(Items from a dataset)
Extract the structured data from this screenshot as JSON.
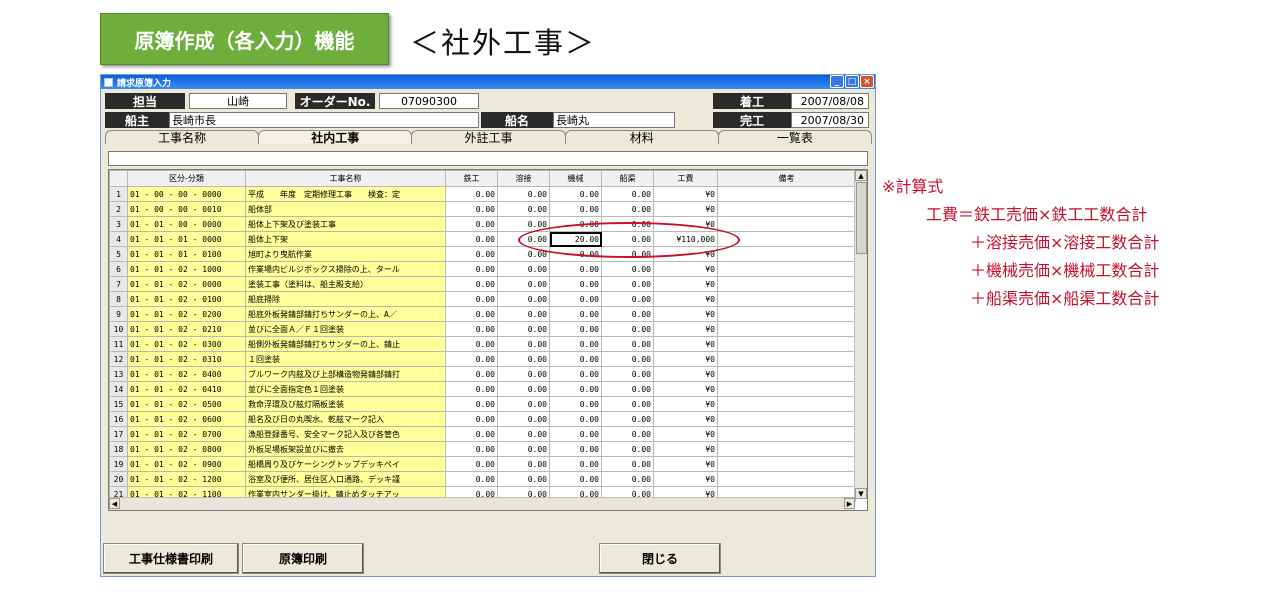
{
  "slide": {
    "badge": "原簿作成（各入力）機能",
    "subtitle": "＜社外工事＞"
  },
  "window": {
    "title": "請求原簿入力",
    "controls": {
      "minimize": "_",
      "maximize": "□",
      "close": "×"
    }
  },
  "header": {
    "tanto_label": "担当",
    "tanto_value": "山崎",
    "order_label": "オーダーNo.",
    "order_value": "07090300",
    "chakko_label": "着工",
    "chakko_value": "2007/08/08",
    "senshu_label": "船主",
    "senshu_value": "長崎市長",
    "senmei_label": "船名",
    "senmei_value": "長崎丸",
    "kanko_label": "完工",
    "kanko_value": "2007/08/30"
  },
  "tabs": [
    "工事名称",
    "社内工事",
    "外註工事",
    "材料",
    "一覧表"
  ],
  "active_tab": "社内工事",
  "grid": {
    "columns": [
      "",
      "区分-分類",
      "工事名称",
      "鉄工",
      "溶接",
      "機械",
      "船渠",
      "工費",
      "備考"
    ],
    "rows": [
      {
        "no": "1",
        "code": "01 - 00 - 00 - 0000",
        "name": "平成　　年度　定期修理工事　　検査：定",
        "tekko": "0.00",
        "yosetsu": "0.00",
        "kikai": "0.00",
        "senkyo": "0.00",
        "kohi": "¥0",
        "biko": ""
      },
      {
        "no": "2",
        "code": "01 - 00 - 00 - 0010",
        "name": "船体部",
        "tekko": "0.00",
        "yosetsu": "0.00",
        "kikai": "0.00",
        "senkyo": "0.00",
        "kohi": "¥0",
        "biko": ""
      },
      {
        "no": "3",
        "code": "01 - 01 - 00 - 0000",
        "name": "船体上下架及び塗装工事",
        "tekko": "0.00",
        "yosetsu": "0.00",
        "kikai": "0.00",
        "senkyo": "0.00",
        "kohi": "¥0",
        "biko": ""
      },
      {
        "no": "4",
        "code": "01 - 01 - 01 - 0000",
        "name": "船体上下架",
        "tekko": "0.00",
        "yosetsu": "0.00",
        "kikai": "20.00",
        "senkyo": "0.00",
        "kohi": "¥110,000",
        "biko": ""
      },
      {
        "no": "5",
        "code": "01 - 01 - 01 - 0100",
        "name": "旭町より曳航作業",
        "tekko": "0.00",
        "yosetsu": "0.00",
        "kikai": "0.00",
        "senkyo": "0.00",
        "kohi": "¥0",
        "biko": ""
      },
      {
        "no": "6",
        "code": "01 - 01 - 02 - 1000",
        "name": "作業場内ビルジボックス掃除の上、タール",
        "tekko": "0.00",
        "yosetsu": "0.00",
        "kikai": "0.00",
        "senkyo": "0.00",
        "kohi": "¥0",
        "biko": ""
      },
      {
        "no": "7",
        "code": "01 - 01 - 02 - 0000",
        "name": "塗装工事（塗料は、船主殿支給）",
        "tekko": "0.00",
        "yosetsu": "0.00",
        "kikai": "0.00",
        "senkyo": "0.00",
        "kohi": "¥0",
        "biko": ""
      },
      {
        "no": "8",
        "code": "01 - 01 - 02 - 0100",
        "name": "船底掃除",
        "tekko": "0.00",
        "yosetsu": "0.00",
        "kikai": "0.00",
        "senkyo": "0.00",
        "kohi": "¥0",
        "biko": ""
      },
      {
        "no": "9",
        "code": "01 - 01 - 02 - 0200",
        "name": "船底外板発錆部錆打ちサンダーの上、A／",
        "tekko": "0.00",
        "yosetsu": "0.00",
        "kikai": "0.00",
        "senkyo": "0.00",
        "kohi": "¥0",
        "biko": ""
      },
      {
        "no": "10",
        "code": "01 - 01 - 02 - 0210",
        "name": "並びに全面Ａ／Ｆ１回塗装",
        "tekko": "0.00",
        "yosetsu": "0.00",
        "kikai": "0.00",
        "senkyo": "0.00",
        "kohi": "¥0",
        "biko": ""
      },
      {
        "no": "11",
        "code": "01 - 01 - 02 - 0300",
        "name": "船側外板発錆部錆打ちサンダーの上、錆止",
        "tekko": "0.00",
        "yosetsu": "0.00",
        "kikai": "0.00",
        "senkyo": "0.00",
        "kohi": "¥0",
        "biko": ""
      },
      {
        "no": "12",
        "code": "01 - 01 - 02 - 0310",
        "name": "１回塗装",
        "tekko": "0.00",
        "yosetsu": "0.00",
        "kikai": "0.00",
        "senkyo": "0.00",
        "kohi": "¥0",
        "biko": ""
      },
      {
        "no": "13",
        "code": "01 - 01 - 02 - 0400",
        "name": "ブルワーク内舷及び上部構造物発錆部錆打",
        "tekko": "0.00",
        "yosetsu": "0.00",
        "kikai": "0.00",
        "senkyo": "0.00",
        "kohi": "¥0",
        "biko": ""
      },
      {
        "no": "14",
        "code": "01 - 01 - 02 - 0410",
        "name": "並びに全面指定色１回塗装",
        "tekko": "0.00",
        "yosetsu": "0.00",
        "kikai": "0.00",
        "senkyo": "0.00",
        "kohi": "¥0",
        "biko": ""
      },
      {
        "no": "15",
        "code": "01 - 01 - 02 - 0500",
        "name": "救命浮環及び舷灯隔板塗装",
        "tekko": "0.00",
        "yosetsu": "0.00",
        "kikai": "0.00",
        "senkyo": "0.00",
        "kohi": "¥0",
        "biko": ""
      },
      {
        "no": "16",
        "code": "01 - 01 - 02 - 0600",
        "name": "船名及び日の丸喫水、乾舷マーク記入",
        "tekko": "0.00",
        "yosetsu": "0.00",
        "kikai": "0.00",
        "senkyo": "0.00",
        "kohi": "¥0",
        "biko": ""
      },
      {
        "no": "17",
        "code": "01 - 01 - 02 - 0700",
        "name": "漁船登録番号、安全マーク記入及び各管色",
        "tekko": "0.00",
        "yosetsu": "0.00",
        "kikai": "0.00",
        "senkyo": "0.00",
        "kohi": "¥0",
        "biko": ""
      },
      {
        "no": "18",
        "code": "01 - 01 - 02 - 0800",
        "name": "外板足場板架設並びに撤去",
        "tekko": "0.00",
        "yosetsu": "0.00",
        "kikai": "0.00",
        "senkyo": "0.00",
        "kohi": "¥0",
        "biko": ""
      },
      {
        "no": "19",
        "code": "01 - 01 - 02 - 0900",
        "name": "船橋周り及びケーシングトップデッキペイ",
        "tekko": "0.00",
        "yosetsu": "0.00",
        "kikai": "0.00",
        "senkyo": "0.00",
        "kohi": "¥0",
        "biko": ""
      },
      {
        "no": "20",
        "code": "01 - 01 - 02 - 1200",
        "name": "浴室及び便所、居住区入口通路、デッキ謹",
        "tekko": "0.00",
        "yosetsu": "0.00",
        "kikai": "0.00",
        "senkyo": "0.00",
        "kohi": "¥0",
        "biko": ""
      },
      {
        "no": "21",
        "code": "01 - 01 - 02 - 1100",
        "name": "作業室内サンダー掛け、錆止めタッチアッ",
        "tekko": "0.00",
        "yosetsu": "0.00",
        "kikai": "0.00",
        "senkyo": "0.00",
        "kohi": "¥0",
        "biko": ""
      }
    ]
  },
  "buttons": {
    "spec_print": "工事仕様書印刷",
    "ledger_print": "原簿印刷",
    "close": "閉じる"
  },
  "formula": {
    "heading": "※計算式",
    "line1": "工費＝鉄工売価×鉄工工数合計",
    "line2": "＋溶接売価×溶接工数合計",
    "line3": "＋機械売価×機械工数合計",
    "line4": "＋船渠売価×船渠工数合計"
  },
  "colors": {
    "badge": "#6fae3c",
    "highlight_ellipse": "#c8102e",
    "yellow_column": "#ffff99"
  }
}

--

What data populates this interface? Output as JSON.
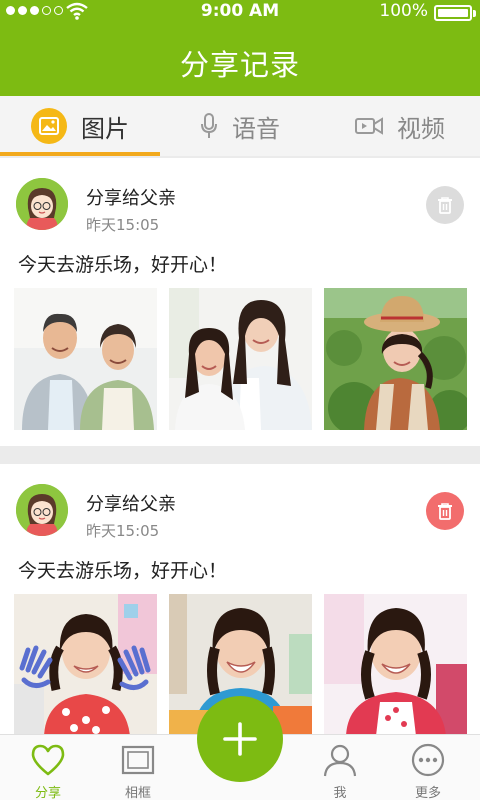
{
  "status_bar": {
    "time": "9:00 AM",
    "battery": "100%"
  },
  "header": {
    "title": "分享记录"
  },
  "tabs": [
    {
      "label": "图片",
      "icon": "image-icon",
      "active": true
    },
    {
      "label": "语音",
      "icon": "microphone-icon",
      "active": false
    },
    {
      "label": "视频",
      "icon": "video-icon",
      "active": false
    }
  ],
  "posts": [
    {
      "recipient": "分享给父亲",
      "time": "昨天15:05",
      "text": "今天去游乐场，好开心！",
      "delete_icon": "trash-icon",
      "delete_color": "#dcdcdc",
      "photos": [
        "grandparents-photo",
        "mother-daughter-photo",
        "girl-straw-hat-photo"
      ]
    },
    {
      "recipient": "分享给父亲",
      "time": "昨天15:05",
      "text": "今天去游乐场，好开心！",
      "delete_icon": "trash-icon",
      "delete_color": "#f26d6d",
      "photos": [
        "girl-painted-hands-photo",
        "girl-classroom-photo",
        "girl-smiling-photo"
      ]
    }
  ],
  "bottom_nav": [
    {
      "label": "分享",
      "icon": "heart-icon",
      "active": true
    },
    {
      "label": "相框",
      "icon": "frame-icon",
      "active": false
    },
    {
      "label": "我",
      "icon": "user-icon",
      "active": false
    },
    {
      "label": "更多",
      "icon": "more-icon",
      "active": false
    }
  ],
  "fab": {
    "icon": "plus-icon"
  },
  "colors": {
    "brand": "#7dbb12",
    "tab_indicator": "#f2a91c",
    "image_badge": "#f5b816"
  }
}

--

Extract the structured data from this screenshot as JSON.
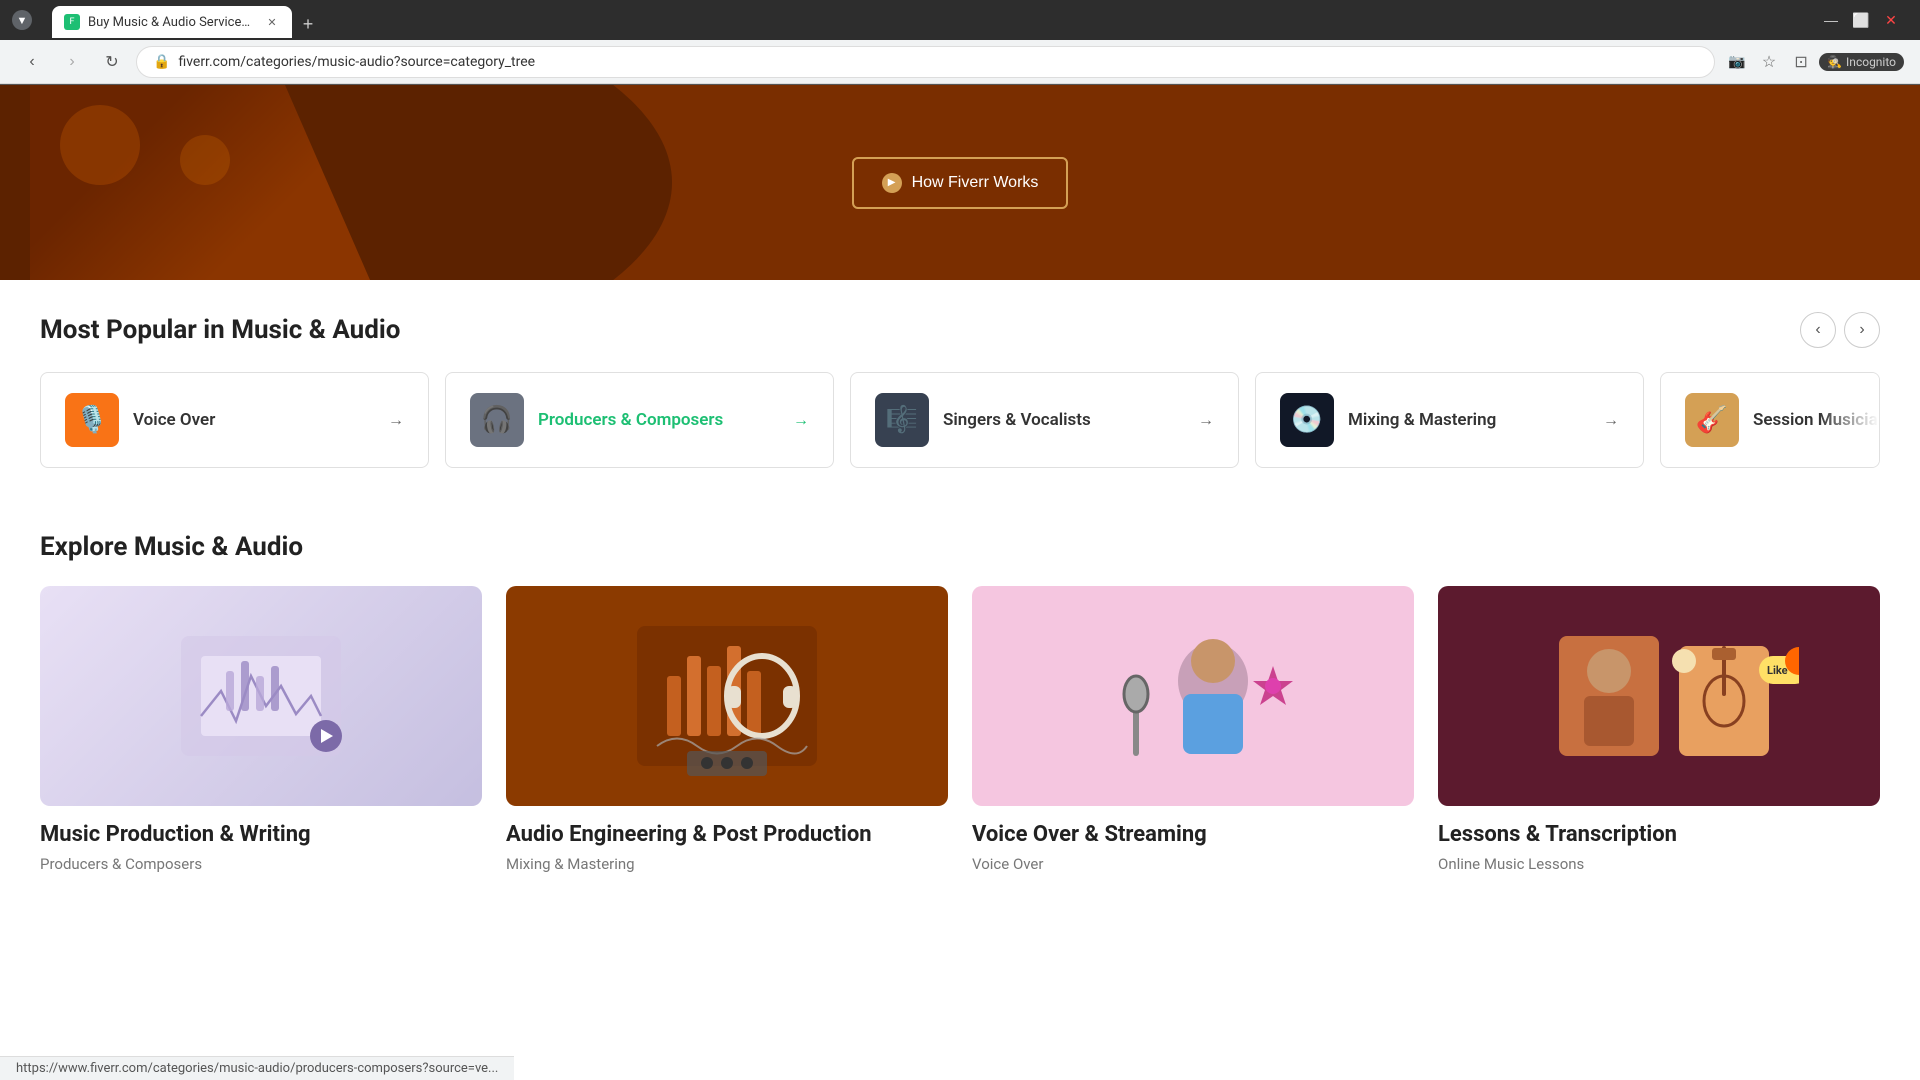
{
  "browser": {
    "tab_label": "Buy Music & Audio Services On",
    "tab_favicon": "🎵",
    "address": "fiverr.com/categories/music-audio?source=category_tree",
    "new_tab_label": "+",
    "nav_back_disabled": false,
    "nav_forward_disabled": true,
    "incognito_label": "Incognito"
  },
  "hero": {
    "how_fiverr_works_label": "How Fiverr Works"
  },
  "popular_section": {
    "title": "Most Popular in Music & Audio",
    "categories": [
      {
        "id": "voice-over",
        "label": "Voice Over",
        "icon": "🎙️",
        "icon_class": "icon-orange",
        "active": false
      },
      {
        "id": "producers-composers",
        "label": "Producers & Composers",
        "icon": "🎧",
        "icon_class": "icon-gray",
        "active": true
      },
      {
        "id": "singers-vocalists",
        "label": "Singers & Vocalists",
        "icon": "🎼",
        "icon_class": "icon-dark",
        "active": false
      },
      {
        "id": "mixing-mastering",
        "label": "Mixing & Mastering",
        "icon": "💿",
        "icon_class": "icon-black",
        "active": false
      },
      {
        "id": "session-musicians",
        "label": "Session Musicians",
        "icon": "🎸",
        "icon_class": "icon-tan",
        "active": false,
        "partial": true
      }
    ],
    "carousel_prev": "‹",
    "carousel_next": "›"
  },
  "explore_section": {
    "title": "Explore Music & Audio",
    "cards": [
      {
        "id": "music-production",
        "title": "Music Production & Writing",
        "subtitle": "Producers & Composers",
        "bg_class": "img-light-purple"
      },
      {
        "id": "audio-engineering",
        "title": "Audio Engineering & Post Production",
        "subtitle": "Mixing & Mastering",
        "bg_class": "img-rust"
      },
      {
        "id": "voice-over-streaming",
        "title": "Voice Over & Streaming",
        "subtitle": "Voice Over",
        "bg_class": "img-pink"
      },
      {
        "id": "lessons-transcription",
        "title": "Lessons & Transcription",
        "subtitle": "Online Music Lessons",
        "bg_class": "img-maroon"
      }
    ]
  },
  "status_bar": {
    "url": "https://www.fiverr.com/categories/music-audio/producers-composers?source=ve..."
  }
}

_Goal_. Copy all lines from the material that hold "true".

_Output of the task_.
      "active": true
      "active": true
    "nav_forward_disabled": true,
        "active": true
        "partial": true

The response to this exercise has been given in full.